#### Given request
The data follows this line. Copy verbatim the line with "Output a JSON" and each line after it to the end.

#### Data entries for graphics
+-------+

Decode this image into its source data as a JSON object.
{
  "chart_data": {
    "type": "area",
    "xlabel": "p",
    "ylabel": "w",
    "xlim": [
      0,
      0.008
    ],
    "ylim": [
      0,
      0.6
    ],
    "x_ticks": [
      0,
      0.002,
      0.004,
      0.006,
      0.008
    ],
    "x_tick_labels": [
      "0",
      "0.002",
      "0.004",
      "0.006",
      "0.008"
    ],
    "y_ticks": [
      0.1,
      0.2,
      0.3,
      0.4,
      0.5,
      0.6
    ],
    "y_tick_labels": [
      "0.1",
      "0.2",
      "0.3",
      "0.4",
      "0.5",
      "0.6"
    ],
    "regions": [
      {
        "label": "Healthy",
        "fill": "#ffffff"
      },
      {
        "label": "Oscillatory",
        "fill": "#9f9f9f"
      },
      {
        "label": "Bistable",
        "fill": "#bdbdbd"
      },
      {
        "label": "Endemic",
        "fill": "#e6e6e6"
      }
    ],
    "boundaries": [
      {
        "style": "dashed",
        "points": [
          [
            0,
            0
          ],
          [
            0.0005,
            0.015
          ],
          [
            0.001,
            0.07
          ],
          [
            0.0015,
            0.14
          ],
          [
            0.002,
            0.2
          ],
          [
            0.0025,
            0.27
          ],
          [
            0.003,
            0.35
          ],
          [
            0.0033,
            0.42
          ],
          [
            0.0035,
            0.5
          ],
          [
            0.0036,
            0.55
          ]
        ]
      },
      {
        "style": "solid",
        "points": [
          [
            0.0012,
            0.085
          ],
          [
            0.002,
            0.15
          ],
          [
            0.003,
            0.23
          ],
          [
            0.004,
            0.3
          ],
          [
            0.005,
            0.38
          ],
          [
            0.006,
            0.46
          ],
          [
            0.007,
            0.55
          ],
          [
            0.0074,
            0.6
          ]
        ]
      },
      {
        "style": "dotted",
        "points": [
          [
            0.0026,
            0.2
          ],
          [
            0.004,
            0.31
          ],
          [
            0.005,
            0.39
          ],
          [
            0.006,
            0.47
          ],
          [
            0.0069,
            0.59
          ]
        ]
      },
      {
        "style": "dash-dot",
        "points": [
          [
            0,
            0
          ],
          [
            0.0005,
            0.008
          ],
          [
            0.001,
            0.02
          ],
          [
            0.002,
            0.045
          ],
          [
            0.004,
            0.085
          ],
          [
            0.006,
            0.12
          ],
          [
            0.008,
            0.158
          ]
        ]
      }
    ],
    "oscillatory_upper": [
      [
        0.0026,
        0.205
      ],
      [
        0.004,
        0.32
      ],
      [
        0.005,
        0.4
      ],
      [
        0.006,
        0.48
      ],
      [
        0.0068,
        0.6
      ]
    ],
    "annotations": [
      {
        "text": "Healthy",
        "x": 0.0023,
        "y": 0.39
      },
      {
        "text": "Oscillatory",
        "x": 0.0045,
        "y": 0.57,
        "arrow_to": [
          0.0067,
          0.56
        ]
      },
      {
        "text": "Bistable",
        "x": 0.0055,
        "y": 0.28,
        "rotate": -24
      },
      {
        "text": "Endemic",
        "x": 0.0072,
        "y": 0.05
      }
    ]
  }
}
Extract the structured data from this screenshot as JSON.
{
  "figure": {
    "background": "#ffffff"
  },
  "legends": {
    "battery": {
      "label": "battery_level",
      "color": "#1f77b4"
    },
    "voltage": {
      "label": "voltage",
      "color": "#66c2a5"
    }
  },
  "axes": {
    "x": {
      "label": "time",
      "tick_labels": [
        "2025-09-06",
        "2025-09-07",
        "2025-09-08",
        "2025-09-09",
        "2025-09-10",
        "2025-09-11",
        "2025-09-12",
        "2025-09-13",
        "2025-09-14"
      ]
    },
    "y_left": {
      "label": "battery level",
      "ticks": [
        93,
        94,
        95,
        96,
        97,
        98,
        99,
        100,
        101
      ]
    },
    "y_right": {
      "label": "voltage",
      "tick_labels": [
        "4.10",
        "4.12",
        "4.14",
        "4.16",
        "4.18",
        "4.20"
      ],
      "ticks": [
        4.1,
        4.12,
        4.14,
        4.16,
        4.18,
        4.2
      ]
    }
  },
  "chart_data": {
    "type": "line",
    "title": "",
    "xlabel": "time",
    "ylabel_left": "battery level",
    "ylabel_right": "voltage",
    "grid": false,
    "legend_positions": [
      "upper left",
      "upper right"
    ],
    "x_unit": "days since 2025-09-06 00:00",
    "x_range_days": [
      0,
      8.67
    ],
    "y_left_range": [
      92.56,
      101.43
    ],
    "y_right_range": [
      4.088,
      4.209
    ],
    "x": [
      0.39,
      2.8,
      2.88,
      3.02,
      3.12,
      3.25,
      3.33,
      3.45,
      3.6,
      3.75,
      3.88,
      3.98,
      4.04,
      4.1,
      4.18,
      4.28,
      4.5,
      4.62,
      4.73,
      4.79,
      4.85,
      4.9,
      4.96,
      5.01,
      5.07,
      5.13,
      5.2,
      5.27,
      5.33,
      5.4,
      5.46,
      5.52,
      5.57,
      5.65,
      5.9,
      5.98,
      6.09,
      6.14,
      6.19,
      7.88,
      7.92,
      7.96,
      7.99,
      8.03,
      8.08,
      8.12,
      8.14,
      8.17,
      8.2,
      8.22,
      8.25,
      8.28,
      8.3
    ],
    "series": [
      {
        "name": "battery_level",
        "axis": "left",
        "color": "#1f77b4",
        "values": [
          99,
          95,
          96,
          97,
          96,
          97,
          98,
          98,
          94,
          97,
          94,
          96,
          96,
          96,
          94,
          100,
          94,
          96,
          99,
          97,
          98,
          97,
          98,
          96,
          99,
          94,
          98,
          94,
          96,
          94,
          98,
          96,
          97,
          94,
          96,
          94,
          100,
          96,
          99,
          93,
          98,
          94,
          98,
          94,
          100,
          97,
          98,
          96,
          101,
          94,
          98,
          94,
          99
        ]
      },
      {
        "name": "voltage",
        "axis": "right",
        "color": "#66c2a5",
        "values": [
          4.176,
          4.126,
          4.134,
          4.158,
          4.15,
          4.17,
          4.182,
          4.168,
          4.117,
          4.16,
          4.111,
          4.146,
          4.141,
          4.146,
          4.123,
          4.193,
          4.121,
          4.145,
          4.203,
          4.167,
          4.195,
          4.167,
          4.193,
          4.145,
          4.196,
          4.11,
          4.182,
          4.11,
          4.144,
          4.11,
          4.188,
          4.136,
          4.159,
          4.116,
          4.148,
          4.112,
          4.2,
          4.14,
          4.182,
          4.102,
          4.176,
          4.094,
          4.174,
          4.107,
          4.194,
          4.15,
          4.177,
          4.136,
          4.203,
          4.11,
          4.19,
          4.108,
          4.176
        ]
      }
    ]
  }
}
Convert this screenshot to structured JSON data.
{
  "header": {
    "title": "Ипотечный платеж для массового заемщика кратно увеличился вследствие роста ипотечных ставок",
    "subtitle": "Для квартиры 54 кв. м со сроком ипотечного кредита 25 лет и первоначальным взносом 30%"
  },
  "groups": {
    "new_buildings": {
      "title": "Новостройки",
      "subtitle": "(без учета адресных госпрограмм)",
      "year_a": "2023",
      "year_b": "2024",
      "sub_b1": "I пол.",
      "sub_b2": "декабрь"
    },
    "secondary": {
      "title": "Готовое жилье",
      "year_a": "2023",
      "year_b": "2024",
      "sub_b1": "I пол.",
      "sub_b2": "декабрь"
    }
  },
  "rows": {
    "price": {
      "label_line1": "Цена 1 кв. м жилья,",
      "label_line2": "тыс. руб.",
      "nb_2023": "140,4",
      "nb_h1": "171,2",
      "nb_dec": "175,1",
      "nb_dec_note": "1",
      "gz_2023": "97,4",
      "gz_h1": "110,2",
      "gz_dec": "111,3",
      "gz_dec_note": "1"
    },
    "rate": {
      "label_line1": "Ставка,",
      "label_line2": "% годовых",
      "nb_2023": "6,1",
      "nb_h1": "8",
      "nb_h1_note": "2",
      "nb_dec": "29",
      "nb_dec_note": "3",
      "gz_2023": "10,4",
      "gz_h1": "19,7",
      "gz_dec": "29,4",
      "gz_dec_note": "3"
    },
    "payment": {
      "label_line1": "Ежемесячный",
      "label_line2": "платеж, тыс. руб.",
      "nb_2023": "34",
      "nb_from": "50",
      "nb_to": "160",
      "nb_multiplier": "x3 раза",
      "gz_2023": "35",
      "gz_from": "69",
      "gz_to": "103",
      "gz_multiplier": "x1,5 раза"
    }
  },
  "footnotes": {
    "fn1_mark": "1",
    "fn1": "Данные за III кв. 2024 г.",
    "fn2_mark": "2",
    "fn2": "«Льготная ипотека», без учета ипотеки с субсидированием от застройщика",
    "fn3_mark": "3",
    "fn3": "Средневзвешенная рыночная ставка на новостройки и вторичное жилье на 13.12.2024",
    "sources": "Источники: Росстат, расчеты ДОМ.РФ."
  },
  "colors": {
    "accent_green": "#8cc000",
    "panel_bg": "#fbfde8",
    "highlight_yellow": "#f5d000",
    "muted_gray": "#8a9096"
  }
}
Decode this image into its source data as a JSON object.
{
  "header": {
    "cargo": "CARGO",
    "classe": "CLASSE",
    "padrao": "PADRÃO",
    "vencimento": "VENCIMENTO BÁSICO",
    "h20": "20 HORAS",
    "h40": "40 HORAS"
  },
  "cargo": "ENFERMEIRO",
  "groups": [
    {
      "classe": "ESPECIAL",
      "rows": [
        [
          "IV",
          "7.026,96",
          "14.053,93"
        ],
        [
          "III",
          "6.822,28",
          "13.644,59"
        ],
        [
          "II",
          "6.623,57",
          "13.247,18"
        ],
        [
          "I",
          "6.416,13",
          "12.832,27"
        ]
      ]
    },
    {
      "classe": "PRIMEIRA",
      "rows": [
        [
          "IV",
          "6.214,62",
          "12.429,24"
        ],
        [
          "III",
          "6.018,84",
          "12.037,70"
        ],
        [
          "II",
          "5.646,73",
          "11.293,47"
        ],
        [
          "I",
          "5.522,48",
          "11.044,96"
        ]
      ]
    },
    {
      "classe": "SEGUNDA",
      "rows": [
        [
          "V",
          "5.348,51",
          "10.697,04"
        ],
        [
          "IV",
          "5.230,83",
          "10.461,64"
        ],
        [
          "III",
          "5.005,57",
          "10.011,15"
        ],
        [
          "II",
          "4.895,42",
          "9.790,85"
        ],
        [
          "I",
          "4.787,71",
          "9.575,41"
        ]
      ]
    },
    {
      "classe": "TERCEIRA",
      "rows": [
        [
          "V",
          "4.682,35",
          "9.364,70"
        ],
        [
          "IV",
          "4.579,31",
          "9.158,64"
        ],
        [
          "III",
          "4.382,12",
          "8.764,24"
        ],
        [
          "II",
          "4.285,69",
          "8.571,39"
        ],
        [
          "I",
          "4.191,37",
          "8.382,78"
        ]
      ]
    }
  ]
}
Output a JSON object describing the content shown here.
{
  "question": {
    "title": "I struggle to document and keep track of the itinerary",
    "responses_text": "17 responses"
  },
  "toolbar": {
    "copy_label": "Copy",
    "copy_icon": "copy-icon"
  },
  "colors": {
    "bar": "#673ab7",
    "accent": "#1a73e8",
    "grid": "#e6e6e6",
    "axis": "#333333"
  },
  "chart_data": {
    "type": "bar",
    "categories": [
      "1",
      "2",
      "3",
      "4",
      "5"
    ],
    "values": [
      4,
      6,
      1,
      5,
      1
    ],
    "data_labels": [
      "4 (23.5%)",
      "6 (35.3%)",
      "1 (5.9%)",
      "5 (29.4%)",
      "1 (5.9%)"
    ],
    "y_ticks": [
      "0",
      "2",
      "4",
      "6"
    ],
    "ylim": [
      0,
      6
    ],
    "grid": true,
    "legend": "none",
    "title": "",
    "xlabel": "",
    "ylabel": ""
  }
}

+-------+

#### Response to this task
Output a JSON object describing the content shown here.
{
  "question": {
    "title": "I struggle to document and keep track of the itinerary",
    "responses_text": "17 responses"
  },
  "toolbar": {
    "copy_label": "Copy",
    "copy_icon": "copy-icon"
  },
  "colors": {
    "bar": "#673ab7",
    "accent": "#1a73e8",
    "grid": "#e6e6e6",
    "axis": "#333333"
  },
  "chart_data": {
    "type": "bar",
    "categories": [
      "1",
      "2",
      "3",
      "4",
      "5"
    ],
    "values": [
      4,
      6,
      1,
      5,
      1
    ],
    "data_labels": [
      "4 (23.5%)",
      "6 (35.3%)",
      "1 (5.9%)",
      "5 (29.4%)",
      "1 (5.9%)"
    ],
    "y_ticks": [
      "0",
      "2",
      "4",
      "6"
    ],
    "ylim": [
      0,
      6
    ],
    "grid": true,
    "legend": "none",
    "title": "",
    "xlabel": "",
    "ylabel": ""
  }
}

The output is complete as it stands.